In the records below, count every line containing "name". Reply with the number only.
——————————
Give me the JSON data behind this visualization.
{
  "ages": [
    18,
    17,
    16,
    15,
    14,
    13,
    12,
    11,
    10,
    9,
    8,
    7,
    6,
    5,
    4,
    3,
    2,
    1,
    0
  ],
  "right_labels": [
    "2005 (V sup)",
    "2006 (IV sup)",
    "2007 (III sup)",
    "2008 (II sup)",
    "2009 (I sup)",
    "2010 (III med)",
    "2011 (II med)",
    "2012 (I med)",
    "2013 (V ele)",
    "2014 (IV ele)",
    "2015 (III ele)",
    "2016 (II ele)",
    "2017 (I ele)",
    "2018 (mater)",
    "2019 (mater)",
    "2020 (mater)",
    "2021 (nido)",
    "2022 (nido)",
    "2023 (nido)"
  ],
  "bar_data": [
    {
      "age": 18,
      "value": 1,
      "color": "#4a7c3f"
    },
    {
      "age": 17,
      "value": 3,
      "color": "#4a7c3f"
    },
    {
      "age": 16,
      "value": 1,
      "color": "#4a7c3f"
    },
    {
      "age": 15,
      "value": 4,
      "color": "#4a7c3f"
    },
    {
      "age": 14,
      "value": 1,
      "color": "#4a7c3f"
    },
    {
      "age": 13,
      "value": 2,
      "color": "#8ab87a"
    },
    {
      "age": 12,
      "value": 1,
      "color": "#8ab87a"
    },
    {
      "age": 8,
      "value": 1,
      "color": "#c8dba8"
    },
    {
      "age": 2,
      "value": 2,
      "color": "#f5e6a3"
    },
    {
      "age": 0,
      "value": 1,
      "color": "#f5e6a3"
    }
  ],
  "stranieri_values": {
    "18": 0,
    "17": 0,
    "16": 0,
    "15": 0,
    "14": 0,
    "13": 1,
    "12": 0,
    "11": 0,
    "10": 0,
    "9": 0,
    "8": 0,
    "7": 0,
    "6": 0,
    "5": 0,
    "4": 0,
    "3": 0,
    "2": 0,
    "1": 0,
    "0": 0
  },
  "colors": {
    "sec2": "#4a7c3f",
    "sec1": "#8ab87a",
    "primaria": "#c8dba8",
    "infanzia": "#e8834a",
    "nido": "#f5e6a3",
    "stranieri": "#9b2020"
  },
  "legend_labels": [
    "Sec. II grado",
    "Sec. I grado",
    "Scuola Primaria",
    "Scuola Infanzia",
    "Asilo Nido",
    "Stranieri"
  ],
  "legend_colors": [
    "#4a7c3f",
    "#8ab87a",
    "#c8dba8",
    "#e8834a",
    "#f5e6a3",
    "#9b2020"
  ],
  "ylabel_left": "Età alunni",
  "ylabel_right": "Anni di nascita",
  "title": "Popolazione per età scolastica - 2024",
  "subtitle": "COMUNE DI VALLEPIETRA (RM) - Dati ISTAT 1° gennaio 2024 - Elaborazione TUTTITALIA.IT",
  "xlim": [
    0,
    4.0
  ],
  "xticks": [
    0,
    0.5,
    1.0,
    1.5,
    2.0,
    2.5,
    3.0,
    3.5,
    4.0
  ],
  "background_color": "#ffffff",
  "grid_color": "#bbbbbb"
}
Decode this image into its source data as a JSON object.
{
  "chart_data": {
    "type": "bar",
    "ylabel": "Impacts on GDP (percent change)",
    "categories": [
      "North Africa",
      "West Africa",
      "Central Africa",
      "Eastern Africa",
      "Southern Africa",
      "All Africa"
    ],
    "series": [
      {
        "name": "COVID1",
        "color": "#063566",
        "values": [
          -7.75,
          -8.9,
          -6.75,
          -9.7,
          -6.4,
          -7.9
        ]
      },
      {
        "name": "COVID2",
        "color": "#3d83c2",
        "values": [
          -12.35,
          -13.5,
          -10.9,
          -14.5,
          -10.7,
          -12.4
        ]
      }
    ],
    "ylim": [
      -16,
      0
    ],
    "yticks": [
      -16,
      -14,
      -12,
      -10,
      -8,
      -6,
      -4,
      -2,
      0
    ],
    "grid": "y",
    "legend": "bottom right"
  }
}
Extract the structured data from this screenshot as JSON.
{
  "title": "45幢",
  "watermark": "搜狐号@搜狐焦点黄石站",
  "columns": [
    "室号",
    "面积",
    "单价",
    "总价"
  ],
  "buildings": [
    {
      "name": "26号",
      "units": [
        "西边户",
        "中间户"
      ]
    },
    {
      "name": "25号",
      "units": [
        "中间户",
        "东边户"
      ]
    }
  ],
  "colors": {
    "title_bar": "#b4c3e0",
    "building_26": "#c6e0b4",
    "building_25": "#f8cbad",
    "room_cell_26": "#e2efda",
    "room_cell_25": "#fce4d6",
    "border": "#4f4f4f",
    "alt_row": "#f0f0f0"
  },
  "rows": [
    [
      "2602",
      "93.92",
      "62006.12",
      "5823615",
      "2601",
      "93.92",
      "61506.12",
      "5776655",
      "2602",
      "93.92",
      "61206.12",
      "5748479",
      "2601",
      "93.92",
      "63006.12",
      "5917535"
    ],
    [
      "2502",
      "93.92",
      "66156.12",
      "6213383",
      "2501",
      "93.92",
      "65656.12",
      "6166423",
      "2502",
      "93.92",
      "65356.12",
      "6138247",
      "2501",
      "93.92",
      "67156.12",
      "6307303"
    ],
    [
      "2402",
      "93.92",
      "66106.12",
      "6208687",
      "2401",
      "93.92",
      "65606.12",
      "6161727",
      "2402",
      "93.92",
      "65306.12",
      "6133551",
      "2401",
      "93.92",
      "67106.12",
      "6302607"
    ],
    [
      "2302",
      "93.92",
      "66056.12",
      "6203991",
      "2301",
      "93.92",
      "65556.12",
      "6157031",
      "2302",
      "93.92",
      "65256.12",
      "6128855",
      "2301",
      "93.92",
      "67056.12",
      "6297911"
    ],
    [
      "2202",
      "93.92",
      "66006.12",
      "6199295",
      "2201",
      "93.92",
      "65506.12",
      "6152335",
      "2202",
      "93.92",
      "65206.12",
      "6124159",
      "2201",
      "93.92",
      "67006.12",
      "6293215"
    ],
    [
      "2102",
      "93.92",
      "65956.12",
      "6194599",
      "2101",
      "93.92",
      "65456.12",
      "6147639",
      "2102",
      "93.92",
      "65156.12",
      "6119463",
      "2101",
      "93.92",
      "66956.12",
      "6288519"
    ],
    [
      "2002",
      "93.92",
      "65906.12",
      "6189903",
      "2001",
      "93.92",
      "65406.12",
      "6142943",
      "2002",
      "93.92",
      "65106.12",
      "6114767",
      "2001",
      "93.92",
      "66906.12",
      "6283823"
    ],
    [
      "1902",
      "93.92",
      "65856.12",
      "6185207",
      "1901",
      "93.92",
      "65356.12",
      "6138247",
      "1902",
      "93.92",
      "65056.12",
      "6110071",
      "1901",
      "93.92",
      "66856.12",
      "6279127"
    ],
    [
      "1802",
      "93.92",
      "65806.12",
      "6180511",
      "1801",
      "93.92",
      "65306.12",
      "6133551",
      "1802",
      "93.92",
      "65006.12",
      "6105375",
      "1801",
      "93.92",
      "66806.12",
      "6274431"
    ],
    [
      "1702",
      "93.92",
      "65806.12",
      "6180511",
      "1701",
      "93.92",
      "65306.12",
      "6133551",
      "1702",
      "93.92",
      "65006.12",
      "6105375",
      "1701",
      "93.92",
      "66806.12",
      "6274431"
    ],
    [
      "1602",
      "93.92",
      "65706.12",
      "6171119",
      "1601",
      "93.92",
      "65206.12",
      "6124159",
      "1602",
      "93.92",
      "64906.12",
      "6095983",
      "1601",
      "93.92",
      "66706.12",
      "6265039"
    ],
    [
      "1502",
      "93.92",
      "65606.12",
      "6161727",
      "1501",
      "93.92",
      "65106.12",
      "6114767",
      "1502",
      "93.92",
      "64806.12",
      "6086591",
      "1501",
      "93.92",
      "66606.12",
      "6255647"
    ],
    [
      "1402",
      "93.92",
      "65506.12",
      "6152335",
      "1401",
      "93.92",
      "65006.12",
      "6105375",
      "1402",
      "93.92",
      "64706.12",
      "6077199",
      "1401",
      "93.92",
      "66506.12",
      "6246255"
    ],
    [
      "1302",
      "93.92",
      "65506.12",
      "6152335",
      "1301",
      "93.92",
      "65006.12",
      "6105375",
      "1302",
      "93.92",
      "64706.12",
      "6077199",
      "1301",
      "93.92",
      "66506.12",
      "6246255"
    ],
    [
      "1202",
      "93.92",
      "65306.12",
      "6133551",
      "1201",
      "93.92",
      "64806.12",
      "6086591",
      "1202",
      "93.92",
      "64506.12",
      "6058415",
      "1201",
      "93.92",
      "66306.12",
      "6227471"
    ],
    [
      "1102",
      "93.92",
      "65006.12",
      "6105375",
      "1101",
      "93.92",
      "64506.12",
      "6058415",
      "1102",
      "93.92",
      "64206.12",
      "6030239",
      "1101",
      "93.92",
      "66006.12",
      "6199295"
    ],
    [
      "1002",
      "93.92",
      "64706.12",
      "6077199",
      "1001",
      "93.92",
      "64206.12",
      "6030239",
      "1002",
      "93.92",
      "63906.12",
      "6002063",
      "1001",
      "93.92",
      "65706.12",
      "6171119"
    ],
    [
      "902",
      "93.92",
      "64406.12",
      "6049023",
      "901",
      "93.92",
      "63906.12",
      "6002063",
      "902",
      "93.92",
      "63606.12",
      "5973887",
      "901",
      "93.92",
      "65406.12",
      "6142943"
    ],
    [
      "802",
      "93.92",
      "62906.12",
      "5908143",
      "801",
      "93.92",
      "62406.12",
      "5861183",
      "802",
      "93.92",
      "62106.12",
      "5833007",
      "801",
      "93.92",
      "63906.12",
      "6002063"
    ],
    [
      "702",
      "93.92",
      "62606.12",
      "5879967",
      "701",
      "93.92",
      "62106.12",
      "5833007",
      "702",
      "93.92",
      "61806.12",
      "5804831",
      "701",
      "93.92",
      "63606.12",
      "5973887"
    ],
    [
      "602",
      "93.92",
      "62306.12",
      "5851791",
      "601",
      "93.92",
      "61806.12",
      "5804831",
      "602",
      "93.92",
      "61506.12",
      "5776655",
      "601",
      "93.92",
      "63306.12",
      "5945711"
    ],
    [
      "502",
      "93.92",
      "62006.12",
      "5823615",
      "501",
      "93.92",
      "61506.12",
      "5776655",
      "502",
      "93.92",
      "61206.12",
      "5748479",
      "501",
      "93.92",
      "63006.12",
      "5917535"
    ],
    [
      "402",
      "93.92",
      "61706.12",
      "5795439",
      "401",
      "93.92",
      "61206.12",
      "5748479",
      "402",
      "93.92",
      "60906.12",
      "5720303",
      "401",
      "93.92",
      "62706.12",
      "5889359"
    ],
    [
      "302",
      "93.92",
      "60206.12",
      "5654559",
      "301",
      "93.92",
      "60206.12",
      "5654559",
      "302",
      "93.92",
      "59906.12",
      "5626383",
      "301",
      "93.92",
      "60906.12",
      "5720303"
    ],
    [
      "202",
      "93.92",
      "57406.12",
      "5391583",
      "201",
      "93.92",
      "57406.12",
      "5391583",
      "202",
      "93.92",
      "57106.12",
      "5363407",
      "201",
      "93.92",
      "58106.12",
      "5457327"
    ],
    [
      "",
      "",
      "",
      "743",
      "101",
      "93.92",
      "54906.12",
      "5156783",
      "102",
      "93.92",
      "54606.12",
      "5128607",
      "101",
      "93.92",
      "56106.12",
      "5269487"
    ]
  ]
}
——————————
Completed task
4